# [EXERCISE AIM]
Pick out all lines of the entries that include the word "section" and copy them.

# [DATA ROWS]
%%
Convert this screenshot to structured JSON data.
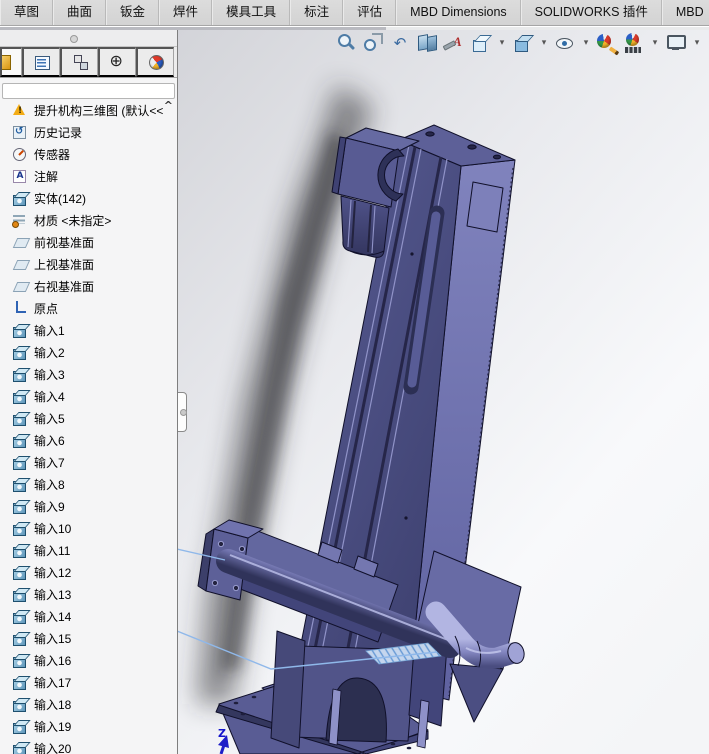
{
  "ribbon": {
    "tabs": [
      "草图",
      "曲面",
      "钣金",
      "焊件",
      "模具工具",
      "标注",
      "评估",
      "MBD Dimensions",
      "SOLIDWORKS 插件",
      "MBD"
    ]
  },
  "hud_toolbar": {
    "buttons": [
      {
        "name": "zoom-to-fit-button",
        "icon": "ico-zoomfit"
      },
      {
        "name": "zoom-to-area-button",
        "icon": "ico-zoomarea"
      },
      {
        "name": "previous-view-button",
        "icon": "ico-prevview",
        "glyph": "↶"
      },
      {
        "name": "section-view-button",
        "icon": "ico-section"
      },
      {
        "name": "dynamic-annotation-views-button",
        "icon": "ico-annoviews"
      },
      {
        "name": "view-orientation-button",
        "icon": "ico-vieworient"
      },
      {
        "name": "view-orientation-dropdown",
        "icon": "ico-caret",
        "glyph": "▾"
      },
      {
        "name": "display-style-button",
        "icon": "ico-dispstyle"
      },
      {
        "name": "display-style-dropdown",
        "icon": "ico-caret",
        "glyph": "▾"
      },
      {
        "name": "hide-show-items-button",
        "icon": "ico-hideshow"
      },
      {
        "name": "hide-show-items-dropdown",
        "icon": "ico-caret",
        "glyph": "▾"
      },
      {
        "name": "edit-appearance-button",
        "icon": "ico-appearance"
      },
      {
        "name": "apply-scene-button",
        "icon": "ico-scene"
      },
      {
        "name": "apply-scene-dropdown",
        "icon": "ico-caret",
        "glyph": "▾"
      },
      {
        "name": "view-settings-button",
        "icon": "ico-viewsettings"
      },
      {
        "name": "view-settings-dropdown",
        "icon": "ico-caret",
        "glyph": "▾"
      }
    ]
  },
  "left_panel": {
    "manager_tabs": [
      {
        "name": "featuremanager-tree-tab",
        "icon": "tab-feature-icon",
        "state": "active"
      },
      {
        "name": "propertymanager-tab",
        "icon": "tab-props-icon",
        "state": ""
      },
      {
        "name": "configurationmanager-tab",
        "icon": "tab-config-icon",
        "state": ""
      },
      {
        "name": "dimxpertmanager-tab",
        "icon": "tab-dimxpert-icon",
        "state": ""
      },
      {
        "name": "displaymanager-tab",
        "icon": "tab-display-icon",
        "state": ""
      }
    ],
    "filter": {
      "value": "",
      "placeholder": ""
    },
    "scroll_up_glyph": "^",
    "tree": {
      "root": {
        "icon": "warning-icon",
        "label": "提升机构三维图 (默认<<"
      },
      "items": [
        {
          "icon": "history-icon",
          "label": "历史记录"
        },
        {
          "icon": "sensor-icon",
          "label": "传感器"
        },
        {
          "icon": "note-icon",
          "label": "注解"
        },
        {
          "icon": "bodies-icon",
          "label": "实体(142)"
        },
        {
          "icon": "material-icon",
          "label": "材质 <未指定>"
        },
        {
          "icon": "plane-icon",
          "label": "前视基准面"
        },
        {
          "icon": "plane-icon",
          "label": "上视基准面"
        },
        {
          "icon": "plane-icon",
          "label": "右视基准面"
        },
        {
          "icon": "origin-icon",
          "label": "原点"
        },
        {
          "icon": "cube-icon",
          "label": "输入1"
        },
        {
          "icon": "cube-icon",
          "label": "输入2"
        },
        {
          "icon": "cube-icon",
          "label": "输入3"
        },
        {
          "icon": "cube-icon",
          "label": "输入4"
        },
        {
          "icon": "cube-icon",
          "label": "输入5"
        },
        {
          "icon": "cube-icon",
          "label": "输入6"
        },
        {
          "icon": "cube-icon",
          "label": "输入7"
        },
        {
          "icon": "cube-icon",
          "label": "输入8"
        },
        {
          "icon": "cube-icon",
          "label": "输入9"
        },
        {
          "icon": "cube-icon",
          "label": "输入10"
        },
        {
          "icon": "cube-icon",
          "label": "输入11"
        },
        {
          "icon": "cube-icon",
          "label": "输入12"
        },
        {
          "icon": "cube-icon",
          "label": "输入13"
        },
        {
          "icon": "cube-icon",
          "label": "输入14"
        },
        {
          "icon": "cube-icon",
          "label": "输入15"
        },
        {
          "icon": "cube-icon",
          "label": "输入16"
        },
        {
          "icon": "cube-icon",
          "label": "输入17"
        },
        {
          "icon": "cube-icon",
          "label": "输入18"
        },
        {
          "icon": "cube-icon",
          "label": "输入19"
        },
        {
          "icon": "cube-icon",
          "label": "输入20"
        }
      ]
    }
  },
  "viewport": {
    "triad": {
      "z_label": "Z"
    },
    "model": {
      "name": "提升机构三维图",
      "front_color": "#565a92",
      "side_color": "#7f82bc",
      "edge_color": "#10102a",
      "highlight_color": "#9093c8",
      "selection_color": "#8fb8ea"
    }
  }
}
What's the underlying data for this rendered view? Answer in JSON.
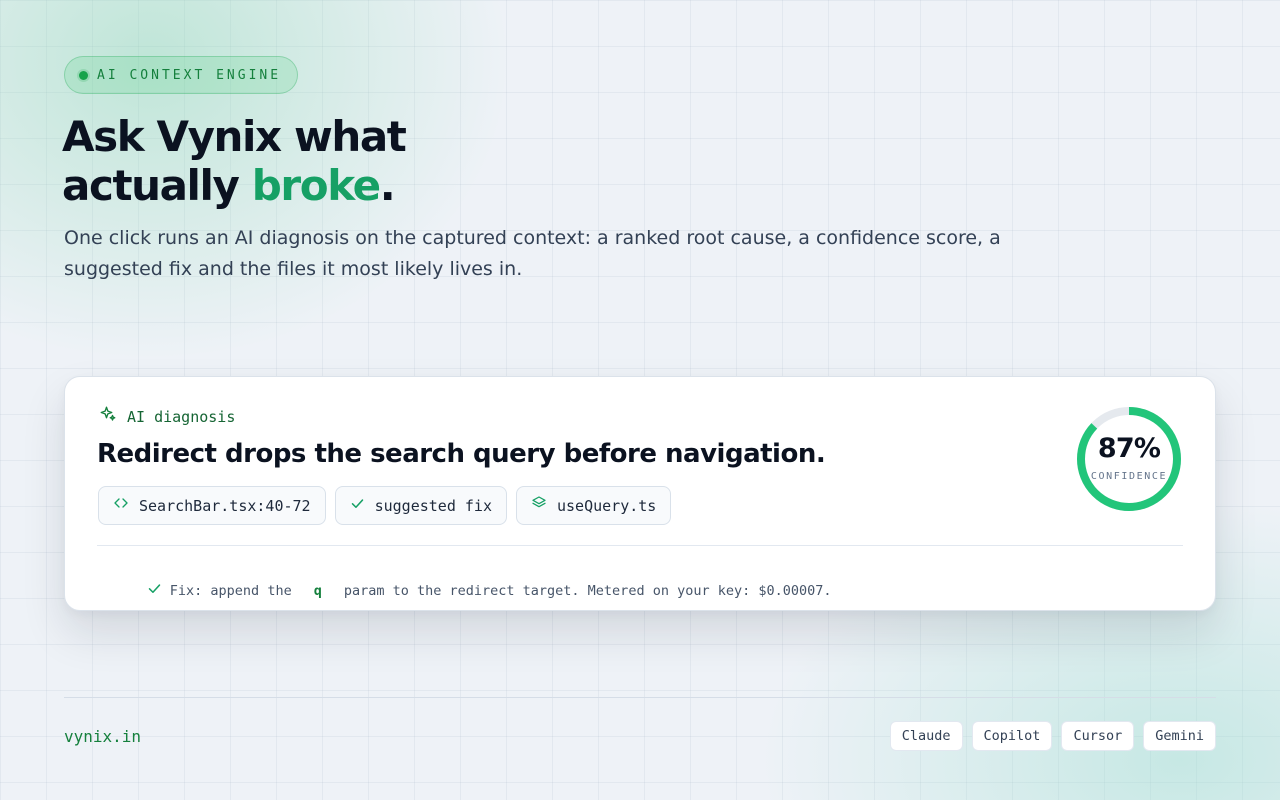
{
  "eyebrow": {
    "label": "AI CONTEXT ENGINE"
  },
  "hero": {
    "title_line1": "Ask Vynix what",
    "title_line2_prefix": "actually ",
    "title_accent": "broke",
    "title_suffix": ".",
    "subtitle": "One click runs an AI diagnosis on the captured context: a ranked root cause, a confidence score, a suggested fix and the files it most likely lives in."
  },
  "card": {
    "label": "AI diagnosis",
    "title": "Redirect drops the search query before navigation.",
    "chips": [
      {
        "label": "SearchBar.tsx:40-72",
        "icon": "code-icon"
      },
      {
        "label": "suggested fix",
        "icon": "check-icon"
      },
      {
        "label": "useQuery.ts",
        "icon": "layers-icon"
      }
    ],
    "fix": {
      "prefix": "Fix: append the",
      "code": "q",
      "suffix": "param to the redirect target. Metered on your key: $0.00007."
    },
    "confidence": {
      "value_text": "87%",
      "value": 0.87,
      "label": "CONFIDENCE"
    }
  },
  "footer": {
    "site": "vynix.in",
    "tools": [
      "Claude",
      "Copilot",
      "Cursor",
      "Gemini"
    ]
  },
  "colors": {
    "accent": "#16a065",
    "gauge_fill": "#22c57a",
    "gauge_track": "#e5e9ee"
  }
}
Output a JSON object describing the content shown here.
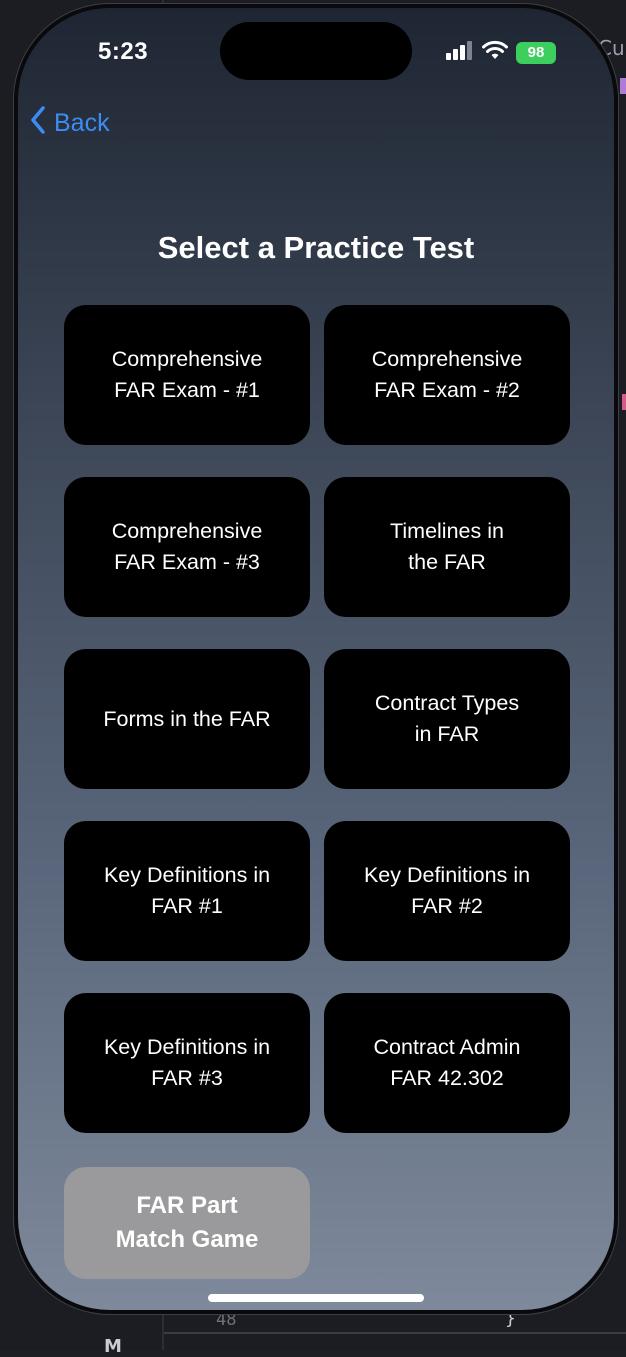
{
  "status_bar": {
    "time": "5:23",
    "battery": "98"
  },
  "nav": {
    "back_label": "Back"
  },
  "page": {
    "title": "Select a Practice Test"
  },
  "tests": [
    {
      "label": "Comprehensive\nFAR Exam - #1"
    },
    {
      "label": "Comprehensive\nFAR Exam - #2"
    },
    {
      "label": "Comprehensive\nFAR Exam - #3"
    },
    {
      "label": "Timelines in\nthe FAR"
    },
    {
      "label": "Forms in the FAR"
    },
    {
      "label": "Contract Types\nin FAR"
    },
    {
      "label": "Key Definitions in\nFAR #1"
    },
    {
      "label": "Key Definitions in\nFAR #2"
    },
    {
      "label": "Key Definitions in\nFAR #3"
    },
    {
      "label": "Contract Admin\nFAR 42.302"
    }
  ],
  "game": {
    "label": "FAR Part\nMatch Game"
  },
  "background_editor": {
    "line_number": "48",
    "brace": "}",
    "letter": "M",
    "side_text": "Cu"
  },
  "colors": {
    "accent": "#3d8cf5",
    "card_bg": "#000000",
    "game_bg": "#9a9a9c",
    "battery": "#3ccf5d"
  }
}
%%
# [RESULT BELOW]
        "name": "section-view-button",
        "icon": "ico-section"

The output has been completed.